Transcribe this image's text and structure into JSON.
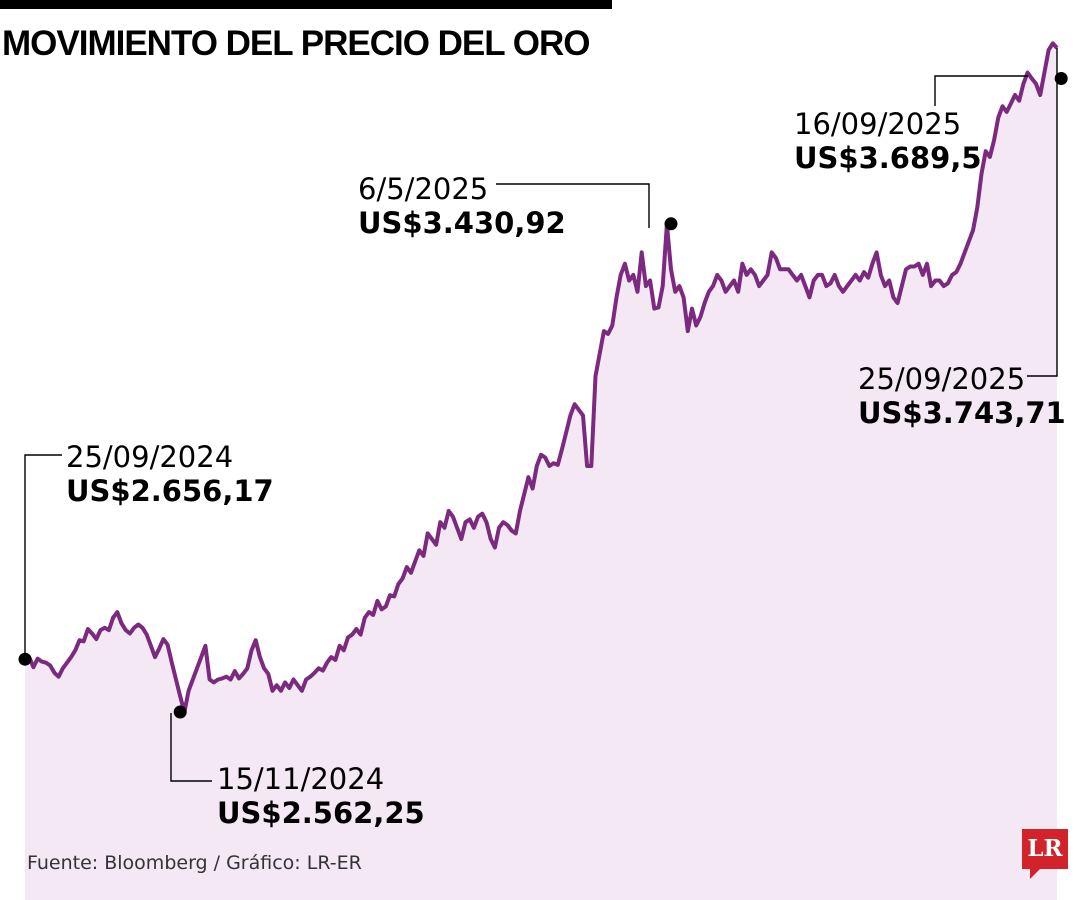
{
  "title": "MOVIMIENTO DEL PRECIO DEL ORO",
  "source": "Fuente: Bloomberg / Gráfico: LR-ER",
  "logo": {
    "text": "LR",
    "color": "#d2232a"
  },
  "colors": {
    "line": "#7b2a7f",
    "fill": "#f3e8f3",
    "illustration": "#e0c6e3"
  },
  "chart_data": {
    "type": "line",
    "title": "MOVIMIENTO DEL PRECIO DEL ORO",
    "xlabel": "",
    "ylabel": "",
    "ylim": [
      2350,
      3800
    ],
    "grid": false,
    "annotations": [
      {
        "date": "25/09/2024",
        "label": "US$2.656,17",
        "value": 2656.17,
        "index": 0
      },
      {
        "date": "15/11/2024",
        "label": "US$2.562,25",
        "value": 2562.25,
        "index": 37
      },
      {
        "date": "6/5/2025",
        "label": "US$3.430,92",
        "value": 3430.92,
        "index": 154
      },
      {
        "date": "16/09/2025",
        "label": "US$3.689,5",
        "value": 3689.5,
        "index": 247
      },
      {
        "date": "25/09/2025",
        "label": "US$3.743,71",
        "value": 3743.71,
        "index": 254
      }
    ],
    "series": [
      {
        "x_start": "25/09/2024",
        "x_end": "25/09/2025",
        "values": [
          2656,
          2660,
          2642,
          2657,
          2652,
          2650,
          2645,
          2632,
          2625,
          2640,
          2650,
          2660,
          2672,
          2690,
          2688,
          2710,
          2702,
          2692,
          2708,
          2712,
          2708,
          2730,
          2740,
          2720,
          2708,
          2702,
          2712,
          2718,
          2712,
          2700,
          2680,
          2660,
          2675,
          2692,
          2682,
          2650,
          2620,
          2590,
          2562,
          2600,
          2620,
          2640,
          2660,
          2680,
          2620,
          2615,
          2620,
          2622,
          2625,
          2620,
          2635,
          2622,
          2630,
          2640,
          2672,
          2690,
          2660,
          2640,
          2630,
          2600,
          2610,
          2600,
          2615,
          2605,
          2620,
          2610,
          2600,
          2620,
          2625,
          2632,
          2640,
          2636,
          2650,
          2660,
          2655,
          2680,
          2672,
          2695,
          2700,
          2710,
          2700,
          2730,
          2740,
          2735,
          2760,
          2745,
          2750,
          2770,
          2768,
          2790,
          2800,
          2820,
          2810,
          2830,
          2850,
          2840,
          2880,
          2870,
          2860,
          2900,
          2890,
          2920,
          2910,
          2890,
          2870,
          2900,
          2905,
          2890,
          2910,
          2915,
          2900,
          2870,
          2855,
          2890,
          2900,
          2895,
          2885,
          2880,
          2920,
          2950,
          2980,
          2960,
          3000,
          3020,
          3015,
          3000,
          3005,
          3002,
          3030,
          3060,
          3090,
          3110,
          3100,
          3090,
          3000,
          3000,
          3160,
          3200,
          3240,
          3235,
          3250,
          3300,
          3340,
          3360,
          3330,
          3340,
          3310,
          3380,
          3320,
          3330,
          3280,
          3282,
          3320,
          3430,
          3350,
          3310,
          3320,
          3300,
          3240,
          3280,
          3250,
          3265,
          3290,
          3310,
          3320,
          3340,
          3330,
          3310,
          3320,
          3330,
          3310,
          3360,
          3340,
          3350,
          3340,
          3320,
          3330,
          3340,
          3380,
          3370,
          3350,
          3350,
          3350,
          3340,
          3330,
          3340,
          3320,
          3300,
          3330,
          3340,
          3340,
          3320,
          3325,
          3340,
          3320,
          3310,
          3320,
          3330,
          3340,
          3330,
          3345,
          3335,
          3360,
          3380,
          3340,
          3320,
          3330,
          3300,
          3290,
          3320,
          3350,
          3355,
          3355,
          3360,
          3340,
          3360,
          3320,
          3330,
          3330,
          3320,
          3325,
          3340,
          3345,
          3360,
          3380,
          3400,
          3420,
          3460,
          3520,
          3560,
          3550,
          3580,
          3620,
          3640,
          3630,
          3645,
          3660,
          3650,
          3680,
          3700,
          3689.5,
          3680,
          3660,
          3700,
          3740,
          3752,
          3743.71
        ]
      }
    ]
  }
}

==*==

## [Instructions for the task]
Write out all the records again, exactly, minus any pictures.

## [The completed task]
Transcribe this image's text and structure into JSON.
{
  "title": "MOVIMIENTO DEL PRECIO DEL ORO",
  "source": "Fuente: Bloomberg / Gráfico: LR-ER",
  "logo": {
    "text": "LR",
    "color": "#d2232a"
  },
  "colors": {
    "line": "#7b2a7f",
    "fill": "#f3e8f3",
    "illustration": "#e0c6e3"
  },
  "chart_data": {
    "type": "line",
    "title": "MOVIMIENTO DEL PRECIO DEL ORO",
    "xlabel": "",
    "ylabel": "",
    "ylim": [
      2350,
      3800
    ],
    "grid": false,
    "annotations": [
      {
        "date": "25/09/2024",
        "label": "US$2.656,17",
        "value": 2656.17,
        "index": 0
      },
      {
        "date": "15/11/2024",
        "label": "US$2.562,25",
        "value": 2562.25,
        "index": 37
      },
      {
        "date": "6/5/2025",
        "label": "US$3.430,92",
        "value": 3430.92,
        "index": 154
      },
      {
        "date": "16/09/2025",
        "label": "US$3.689,5",
        "value": 3689.5,
        "index": 247
      },
      {
        "date": "25/09/2025",
        "label": "US$3.743,71",
        "value": 3743.71,
        "index": 254
      }
    ],
    "series": [
      {
        "x_start": "25/09/2024",
        "x_end": "25/09/2025",
        "values": [
          2656,
          2660,
          2642,
          2657,
          2652,
          2650,
          2645,
          2632,
          2625,
          2640,
          2650,
          2660,
          2672,
          2690,
          2688,
          2710,
          2702,
          2692,
          2708,
          2712,
          2708,
          2730,
          2740,
          2720,
          2708,
          2702,
          2712,
          2718,
          2712,
          2700,
          2680,
          2660,
          2675,
          2692,
          2682,
          2650,
          2620,
          2590,
          2562,
          2600,
          2620,
          2640,
          2660,
          2680,
          2620,
          2615,
          2620,
          2622,
          2625,
          2620,
          2635,
          2622,
          2630,
          2640,
          2672,
          2690,
          2660,
          2640,
          2630,
          2600,
          2610,
          2600,
          2615,
          2605,
          2620,
          2610,
          2600,
          2620,
          2625,
          2632,
          2640,
          2636,
          2650,
          2660,
          2655,
          2680,
          2672,
          2695,
          2700,
          2710,
          2700,
          2730,
          2740,
          2735,
          2760,
          2745,
          2750,
          2770,
          2768,
          2790,
          2800,
          2820,
          2810,
          2830,
          2850,
          2840,
          2880,
          2870,
          2860,
          2900,
          2890,
          2920,
          2910,
          2890,
          2870,
          2900,
          2905,
          2890,
          2910,
          2915,
          2900,
          2870,
          2855,
          2890,
          2900,
          2895,
          2885,
          2880,
          2920,
          2950,
          2980,
          2960,
          3000,
          3020,
          3015,
          3000,
          3005,
          3002,
          3030,
          3060,
          3090,
          3110,
          3100,
          3090,
          3000,
          3000,
          3160,
          3200,
          3240,
          3235,
          3250,
          3300,
          3340,
          3360,
          3330,
          3340,
          3310,
          3380,
          3320,
          3330,
          3280,
          3282,
          3320,
          3430,
          3350,
          3310,
          3320,
          3300,
          3240,
          3280,
          3250,
          3265,
          3290,
          3310,
          3320,
          3340,
          3330,
          3310,
          3320,
          3330,
          3310,
          3360,
          3340,
          3350,
          3340,
          3320,
          3330,
          3340,
          3380,
          3370,
          3350,
          3350,
          3350,
          3340,
          3330,
          3340,
          3320,
          3300,
          3330,
          3340,
          3340,
          3320,
          3325,
          3340,
          3320,
          3310,
          3320,
          3330,
          3340,
          3330,
          3345,
          3335,
          3360,
          3380,
          3340,
          3320,
          3330,
          3300,
          3290,
          3320,
          3350,
          3355,
          3355,
          3360,
          3340,
          3360,
          3320,
          3330,
          3330,
          3320,
          3325,
          3340,
          3345,
          3360,
          3380,
          3400,
          3420,
          3460,
          3520,
          3560,
          3550,
          3580,
          3620,
          3640,
          3630,
          3645,
          3660,
          3650,
          3680,
          3700,
          3689.5,
          3680,
          3660,
          3700,
          3740,
          3752,
          3743.71
        ]
      }
    ]
  }
}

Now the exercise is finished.